Items from a figure collection
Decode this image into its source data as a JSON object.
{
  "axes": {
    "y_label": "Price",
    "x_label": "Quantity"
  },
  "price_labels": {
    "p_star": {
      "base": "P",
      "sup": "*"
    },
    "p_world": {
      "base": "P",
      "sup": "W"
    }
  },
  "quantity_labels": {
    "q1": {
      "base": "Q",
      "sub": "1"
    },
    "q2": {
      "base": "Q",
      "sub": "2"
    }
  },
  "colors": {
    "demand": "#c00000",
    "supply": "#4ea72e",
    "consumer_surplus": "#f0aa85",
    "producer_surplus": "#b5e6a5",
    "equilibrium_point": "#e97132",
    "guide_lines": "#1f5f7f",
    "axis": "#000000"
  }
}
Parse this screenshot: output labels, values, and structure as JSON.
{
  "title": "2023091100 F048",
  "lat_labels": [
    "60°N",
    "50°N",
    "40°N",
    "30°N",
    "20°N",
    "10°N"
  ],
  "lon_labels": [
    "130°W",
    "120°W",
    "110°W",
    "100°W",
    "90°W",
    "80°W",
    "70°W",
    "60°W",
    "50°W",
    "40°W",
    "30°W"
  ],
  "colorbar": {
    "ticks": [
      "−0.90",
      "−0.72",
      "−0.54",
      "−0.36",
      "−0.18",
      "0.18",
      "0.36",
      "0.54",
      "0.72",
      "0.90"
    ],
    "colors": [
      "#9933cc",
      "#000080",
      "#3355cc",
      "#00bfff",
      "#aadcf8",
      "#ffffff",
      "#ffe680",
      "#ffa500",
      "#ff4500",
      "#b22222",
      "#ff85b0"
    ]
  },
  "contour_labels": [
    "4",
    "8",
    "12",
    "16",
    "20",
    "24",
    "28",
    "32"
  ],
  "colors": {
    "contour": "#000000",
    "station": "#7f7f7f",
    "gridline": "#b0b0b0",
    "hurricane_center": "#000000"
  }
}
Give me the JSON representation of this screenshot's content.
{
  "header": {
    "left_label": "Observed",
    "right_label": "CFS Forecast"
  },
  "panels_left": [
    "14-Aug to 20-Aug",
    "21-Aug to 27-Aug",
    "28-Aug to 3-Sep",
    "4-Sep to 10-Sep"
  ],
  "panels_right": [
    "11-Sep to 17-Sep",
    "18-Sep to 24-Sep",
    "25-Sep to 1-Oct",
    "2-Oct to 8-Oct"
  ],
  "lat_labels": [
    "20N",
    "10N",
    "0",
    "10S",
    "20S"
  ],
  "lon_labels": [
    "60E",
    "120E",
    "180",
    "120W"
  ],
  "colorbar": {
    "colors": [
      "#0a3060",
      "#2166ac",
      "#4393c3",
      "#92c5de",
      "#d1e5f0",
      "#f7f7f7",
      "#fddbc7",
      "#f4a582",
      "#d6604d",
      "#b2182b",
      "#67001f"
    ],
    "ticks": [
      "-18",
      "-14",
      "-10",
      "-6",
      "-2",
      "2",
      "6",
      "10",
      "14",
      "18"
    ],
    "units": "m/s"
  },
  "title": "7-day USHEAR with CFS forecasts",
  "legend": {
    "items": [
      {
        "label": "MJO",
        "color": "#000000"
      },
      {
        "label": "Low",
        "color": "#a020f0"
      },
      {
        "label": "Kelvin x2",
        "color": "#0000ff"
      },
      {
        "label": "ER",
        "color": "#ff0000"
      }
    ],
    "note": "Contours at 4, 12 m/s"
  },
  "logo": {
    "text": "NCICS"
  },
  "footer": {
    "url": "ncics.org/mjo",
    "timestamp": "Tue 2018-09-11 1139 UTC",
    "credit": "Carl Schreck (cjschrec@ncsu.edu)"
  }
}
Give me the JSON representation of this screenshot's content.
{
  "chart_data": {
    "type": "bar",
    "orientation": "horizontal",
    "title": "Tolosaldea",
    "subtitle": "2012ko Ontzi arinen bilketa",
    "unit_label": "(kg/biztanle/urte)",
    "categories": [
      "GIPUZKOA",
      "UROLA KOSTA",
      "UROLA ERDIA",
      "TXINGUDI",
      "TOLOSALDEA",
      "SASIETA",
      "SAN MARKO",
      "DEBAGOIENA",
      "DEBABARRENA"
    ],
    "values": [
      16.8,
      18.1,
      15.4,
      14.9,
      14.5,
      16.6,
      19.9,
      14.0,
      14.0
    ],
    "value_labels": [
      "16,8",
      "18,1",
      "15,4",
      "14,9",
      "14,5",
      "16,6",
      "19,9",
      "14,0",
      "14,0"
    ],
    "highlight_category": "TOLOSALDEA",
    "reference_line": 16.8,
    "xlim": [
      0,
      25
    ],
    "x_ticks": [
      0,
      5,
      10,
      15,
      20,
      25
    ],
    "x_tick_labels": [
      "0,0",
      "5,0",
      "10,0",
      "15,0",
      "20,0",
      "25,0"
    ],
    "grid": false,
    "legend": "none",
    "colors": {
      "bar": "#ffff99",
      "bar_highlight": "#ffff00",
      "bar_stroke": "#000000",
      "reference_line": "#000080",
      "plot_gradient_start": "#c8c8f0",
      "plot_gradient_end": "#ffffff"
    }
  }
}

**YOUR GOAL**
Restate the records, all of them, precisely as written.

**RESPONSE**
Decode this image into its source data as a JSON object.
{
  "axes": {
    "y_label": "Price",
    "x_label": "Quantity"
  },
  "price_labels": {
    "p_star": {
      "base": "P",
      "sup": "*"
    },
    "p_world": {
      "base": "P",
      "sup": "W"
    }
  },
  "quantity_labels": {
    "q1": {
      "base": "Q",
      "sub": "1"
    },
    "q2": {
      "base": "Q",
      "sub": "2"
    }
  },
  "colors": {
    "demand": "#c00000",
    "supply": "#4ea72e",
    "consumer_surplus": "#f0aa85",
    "producer_surplus": "#b5e6a5",
    "equilibrium_point": "#e97132",
    "guide_lines": "#1f5f7f",
    "axis": "#000000"
  }
}
Parse this screenshot: output labels, values, and structure as JSON.
{
  "title": "2023091100 F048",
  "lat_labels": [
    "60°N",
    "50°N",
    "40°N",
    "30°N",
    "20°N",
    "10°N"
  ],
  "lon_labels": [
    "130°W",
    "120°W",
    "110°W",
    "100°W",
    "90°W",
    "80°W",
    "70°W",
    "60°W",
    "50°W",
    "40°W",
    "30°W"
  ],
  "colorbar": {
    "ticks": [
      "−0.90",
      "−0.72",
      "−0.54",
      "−0.36",
      "−0.18",
      "0.18",
      "0.36",
      "0.54",
      "0.72",
      "0.90"
    ],
    "colors": [
      "#9933cc",
      "#000080",
      "#3355cc",
      "#00bfff",
      "#aadcf8",
      "#ffffff",
      "#ffe680",
      "#ffa500",
      "#ff4500",
      "#b22222",
      "#ff85b0"
    ]
  },
  "contour_labels": [
    "4",
    "8",
    "12",
    "16",
    "20",
    "24",
    "28",
    "32"
  ],
  "colors": {
    "contour": "#000000",
    "station": "#7f7f7f",
    "gridline": "#b0b0b0",
    "hurricane_center": "#000000"
  }
}
Give me the JSON representation of this screenshot's content.
{
  "header": {
    "left_label": "Observed",
    "right_label": "CFS Forecast"
  },
  "panels_left": [
    "14-Aug to 20-Aug",
    "21-Aug to 27-Aug",
    "28-Aug to 3-Sep",
    "4-Sep to 10-Sep"
  ],
  "panels_right": [
    "11-Sep to 17-Sep",
    "18-Sep to 24-Sep",
    "25-Sep to 1-Oct",
    "2-Oct to 8-Oct"
  ],
  "lat_labels": [
    "20N",
    "10N",
    "0",
    "10S",
    "20S"
  ],
  "lon_labels": [
    "60E",
    "120E",
    "180",
    "120W"
  ],
  "colorbar": {
    "colors": [
      "#0a3060",
      "#2166ac",
      "#4393c3",
      "#92c5de",
      "#d1e5f0",
      "#f7f7f7",
      "#fddbc7",
      "#f4a582",
      "#d6604d",
      "#b2182b",
      "#67001f"
    ],
    "ticks": [
      "-18",
      "-14",
      "-10",
      "-6",
      "-2",
      "2",
      "6",
      "10",
      "14",
      "18"
    ],
    "units": "m/s"
  },
  "title": "7-day USHEAR with CFS forecasts",
  "legend": {
    "items": [
      {
        "label": "MJO",
        "color": "#000000"
      },
      {
        "label": "Low",
        "color": "#a020f0"
      },
      {
        "label": "Kelvin x2",
        "color": "#0000ff"
      },
      {
        "label": "ER",
        "color": "#ff0000"
      }
    ],
    "note": "Contours at 4, 12 m/s"
  },
  "logo": {
    "text": "NCICS"
  },
  "footer": {
    "url": "ncics.org/mjo",
    "timestamp": "Tue 2018-09-11 1139 UTC",
    "credit": "Carl Schreck (cjschrec@ncsu.edu)"
  }
}
Give me the JSON representation of this screenshot's content.
{
  "chart_data": {
    "type": "bar",
    "orientation": "horizontal",
    "title": "Tolosaldea",
    "subtitle": "2012ko Ontzi arinen bilketa",
    "unit_label": "(kg/biztanle/urte)",
    "categories": [
      "GIPUZKOA",
      "UROLA KOSTA",
      "UROLA ERDIA",
      "TXINGUDI",
      "TOLOSALDEA",
      "SASIETA",
      "SAN MARKO",
      "DEBAGOIENA",
      "DEBABARRENA"
    ],
    "values": [
      16.8,
      18.1,
      15.4,
      14.9,
      14.5,
      16.6,
      19.9,
      14.0,
      14.0
    ],
    "value_labels": [
      "16,8",
      "18,1",
      "15,4",
      "14,9",
      "14,5",
      "16,6",
      "19,9",
      "14,0",
      "14,0"
    ],
    "highlight_category": "TOLOSALDEA",
    "reference_line": 16.8,
    "xlim": [
      0,
      25
    ],
    "x_ticks": [
      0,
      5,
      10,
      15,
      20,
      25
    ],
    "x_tick_labels": [
      "0,0",
      "5,0",
      "10,0",
      "15,0",
      "20,0",
      "25,0"
    ],
    "grid": false,
    "legend": "none",
    "colors": {
      "bar": "#ffff99",
      "bar_highlight": "#ffff00",
      "bar_stroke": "#000000",
      "reference_line": "#000080",
      "plot_gradient_start": "#c8c8f0",
      "plot_gradient_end": "#ffffff"
    }
  }
}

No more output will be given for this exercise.